- TASK DIRECTIONS: Output exactly the lines from the line with "Type out the text in this image." through the end of the records below. Include nothing else.

- EXTRACTED INFORMATION:
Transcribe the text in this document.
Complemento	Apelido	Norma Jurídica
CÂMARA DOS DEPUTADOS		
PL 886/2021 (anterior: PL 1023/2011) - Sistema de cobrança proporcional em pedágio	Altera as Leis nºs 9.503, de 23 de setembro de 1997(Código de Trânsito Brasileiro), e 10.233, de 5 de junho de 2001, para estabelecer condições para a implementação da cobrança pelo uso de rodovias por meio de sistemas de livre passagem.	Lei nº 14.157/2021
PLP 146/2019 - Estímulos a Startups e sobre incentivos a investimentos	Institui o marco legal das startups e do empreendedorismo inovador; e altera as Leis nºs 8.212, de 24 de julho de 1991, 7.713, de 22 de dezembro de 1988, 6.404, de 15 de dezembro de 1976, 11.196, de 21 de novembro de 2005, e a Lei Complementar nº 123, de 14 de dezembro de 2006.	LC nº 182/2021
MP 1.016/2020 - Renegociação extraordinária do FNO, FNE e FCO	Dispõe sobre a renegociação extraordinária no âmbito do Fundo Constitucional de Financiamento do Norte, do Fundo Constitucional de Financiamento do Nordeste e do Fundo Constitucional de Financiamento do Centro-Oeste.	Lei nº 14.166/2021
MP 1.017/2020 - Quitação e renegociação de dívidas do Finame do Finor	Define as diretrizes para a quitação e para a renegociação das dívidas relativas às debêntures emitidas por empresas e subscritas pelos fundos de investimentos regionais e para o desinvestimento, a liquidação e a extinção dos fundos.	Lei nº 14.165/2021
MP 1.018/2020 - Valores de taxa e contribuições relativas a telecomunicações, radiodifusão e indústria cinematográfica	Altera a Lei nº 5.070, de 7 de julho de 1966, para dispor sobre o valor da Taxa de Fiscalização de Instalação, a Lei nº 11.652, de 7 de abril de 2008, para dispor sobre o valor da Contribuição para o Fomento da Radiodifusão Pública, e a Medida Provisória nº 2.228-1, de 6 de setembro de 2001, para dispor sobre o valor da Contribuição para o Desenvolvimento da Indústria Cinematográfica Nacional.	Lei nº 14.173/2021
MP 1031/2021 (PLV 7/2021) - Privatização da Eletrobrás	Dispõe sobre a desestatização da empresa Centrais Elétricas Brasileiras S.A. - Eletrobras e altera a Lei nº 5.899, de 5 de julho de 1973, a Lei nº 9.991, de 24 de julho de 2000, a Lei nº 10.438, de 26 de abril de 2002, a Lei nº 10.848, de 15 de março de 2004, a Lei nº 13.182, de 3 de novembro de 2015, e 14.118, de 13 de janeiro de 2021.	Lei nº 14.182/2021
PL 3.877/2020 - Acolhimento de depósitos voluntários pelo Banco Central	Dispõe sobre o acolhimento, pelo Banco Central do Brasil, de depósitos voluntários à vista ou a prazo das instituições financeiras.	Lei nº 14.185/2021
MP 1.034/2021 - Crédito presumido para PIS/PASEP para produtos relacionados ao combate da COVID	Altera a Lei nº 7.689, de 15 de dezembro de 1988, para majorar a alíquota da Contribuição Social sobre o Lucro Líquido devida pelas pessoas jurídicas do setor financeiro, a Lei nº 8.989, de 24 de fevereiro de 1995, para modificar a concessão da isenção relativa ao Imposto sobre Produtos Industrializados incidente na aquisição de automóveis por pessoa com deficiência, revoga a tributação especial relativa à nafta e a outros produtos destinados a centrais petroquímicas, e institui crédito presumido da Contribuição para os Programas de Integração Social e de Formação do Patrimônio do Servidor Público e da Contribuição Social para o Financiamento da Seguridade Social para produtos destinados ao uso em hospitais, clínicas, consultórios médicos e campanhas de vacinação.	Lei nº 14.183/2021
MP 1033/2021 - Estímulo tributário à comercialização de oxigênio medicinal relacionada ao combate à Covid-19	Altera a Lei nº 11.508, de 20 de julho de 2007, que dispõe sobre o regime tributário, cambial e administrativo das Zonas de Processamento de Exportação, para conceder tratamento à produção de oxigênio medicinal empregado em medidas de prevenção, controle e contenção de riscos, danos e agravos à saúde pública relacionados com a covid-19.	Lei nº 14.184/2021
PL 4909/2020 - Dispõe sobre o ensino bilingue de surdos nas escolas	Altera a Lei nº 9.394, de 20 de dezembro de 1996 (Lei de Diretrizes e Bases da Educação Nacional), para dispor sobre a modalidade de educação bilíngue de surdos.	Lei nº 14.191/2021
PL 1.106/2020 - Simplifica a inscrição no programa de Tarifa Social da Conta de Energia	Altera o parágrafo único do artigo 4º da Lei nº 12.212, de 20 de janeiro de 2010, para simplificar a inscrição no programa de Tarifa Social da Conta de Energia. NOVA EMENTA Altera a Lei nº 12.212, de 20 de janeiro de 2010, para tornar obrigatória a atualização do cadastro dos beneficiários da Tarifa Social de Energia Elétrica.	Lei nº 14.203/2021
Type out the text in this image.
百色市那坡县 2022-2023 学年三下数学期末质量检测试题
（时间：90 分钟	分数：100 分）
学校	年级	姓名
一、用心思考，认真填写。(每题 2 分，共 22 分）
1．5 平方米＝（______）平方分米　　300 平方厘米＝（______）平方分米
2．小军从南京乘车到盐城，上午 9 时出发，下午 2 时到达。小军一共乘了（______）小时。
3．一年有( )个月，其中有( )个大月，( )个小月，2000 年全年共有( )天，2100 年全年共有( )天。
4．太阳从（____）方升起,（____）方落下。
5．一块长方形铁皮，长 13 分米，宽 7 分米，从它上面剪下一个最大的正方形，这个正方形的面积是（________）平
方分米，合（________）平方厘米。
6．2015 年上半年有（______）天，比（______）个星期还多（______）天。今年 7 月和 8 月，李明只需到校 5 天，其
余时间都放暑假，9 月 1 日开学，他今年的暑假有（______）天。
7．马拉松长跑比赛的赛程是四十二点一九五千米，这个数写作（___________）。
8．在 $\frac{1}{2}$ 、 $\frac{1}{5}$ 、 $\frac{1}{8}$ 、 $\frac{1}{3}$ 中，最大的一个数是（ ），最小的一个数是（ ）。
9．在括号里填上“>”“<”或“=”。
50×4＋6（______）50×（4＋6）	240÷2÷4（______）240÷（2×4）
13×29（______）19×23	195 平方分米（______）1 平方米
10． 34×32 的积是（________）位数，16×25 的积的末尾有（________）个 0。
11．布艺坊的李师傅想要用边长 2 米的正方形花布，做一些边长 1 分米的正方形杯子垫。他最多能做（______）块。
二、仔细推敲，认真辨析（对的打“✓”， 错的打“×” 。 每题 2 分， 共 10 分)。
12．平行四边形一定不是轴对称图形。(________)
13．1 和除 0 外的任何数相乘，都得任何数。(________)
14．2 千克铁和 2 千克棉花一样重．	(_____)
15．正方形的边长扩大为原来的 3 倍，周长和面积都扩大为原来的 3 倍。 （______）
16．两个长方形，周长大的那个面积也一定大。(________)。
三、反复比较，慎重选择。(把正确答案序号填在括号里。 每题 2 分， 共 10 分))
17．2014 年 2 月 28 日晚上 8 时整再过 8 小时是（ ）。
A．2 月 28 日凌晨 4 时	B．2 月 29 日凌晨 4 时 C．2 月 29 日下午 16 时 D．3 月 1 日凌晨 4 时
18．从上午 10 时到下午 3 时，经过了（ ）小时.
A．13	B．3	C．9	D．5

- ANSWER TO THIS TASK:
Type out the text in this image.
百色市那坡县 2022-2023 学年三下数学期末质量检测试题
（时间：90 分钟	分数：100 分）
学校	年级	姓名
一、用心思考，认真填写。(每题 2 分，共 22 分）
1．5 平方米＝（______）平方分米　　300 平方厘米＝（______）平方分米
2．小军从南京乘车到盐城，上午 9 时出发，下午 2 时到达。小军一共乘了（______）小时。
3．一年有( )个月，其中有( )个大月，( )个小月，2000 年全年共有( )天，2100 年全年共有( )天。
4．太阳从（____）方升起,（____）方落下。
5．一块长方形铁皮，长 13 分米，宽 7 分米，从它上面剪下一个最大的正方形，这个正方形的面积是（________）平
方分米，合（________）平方厘米。
6．2015 年上半年有（______）天，比（______）个星期还多（______）天。今年 7 月和 8 月，李明只需到校 5 天，其
余时间都放暑假，9 月 1 日开学，他今年的暑假有（______）天。
7．马拉松长跑比赛的赛程是四十二点一九五千米，这个数写作（___________）。
8．在 $\frac{1}{2}$ 、 $\frac{1}{5}$ 、 $\frac{1}{8}$ 、 $\frac{1}{3}$ 中，最大的一个数是（ ），最小的一个数是（ ）。
9．在括号里填上“>”“<”或“=”。
50×4＋6（______）50×（4＋6）	240÷2÷4（______）240÷（2×4）
13×29（______）19×23	195 平方分米（______）1 平方米
10． 34×32 的积是（________）位数，16×25 的积的末尾有（________）个 0。
11．布艺坊的李师傅想要用边长 2 米的正方形花布，做一些边长 1 分米的正方形杯子垫。他最多能做（______）块。
二、仔细推敲，认真辨析（对的打“✓”， 错的打“×” 。 每题 2 分， 共 10 分)。
12．平行四边形一定不是轴对称图形。(________)
13．1 和除 0 外的任何数相乘，都得任何数。(________)
14．2 千克铁和 2 千克棉花一样重．	(_____)
15．正方形的边长扩大为原来的 3 倍，周长和面积都扩大为原来的 3 倍。 （______）
16．两个长方形，周长大的那个面积也一定大。(________)。
三、反复比较，慎重选择。(把正确答案序号填在括号里。 每题 2 分， 共 10 分))
17．2014 年 2 月 28 日晚上 8 时整再过 8 小时是（ ）。
A．2 月 28 日凌晨 4 时	B．2 月 29 日凌晨 4 时 C．2 月 29 日下午 16 时 D．3 月 1 日凌晨 4 时
18．从上午 10 时到下午 3 时，经过了（ ）小时.
A．13	B．3	C．9	D．5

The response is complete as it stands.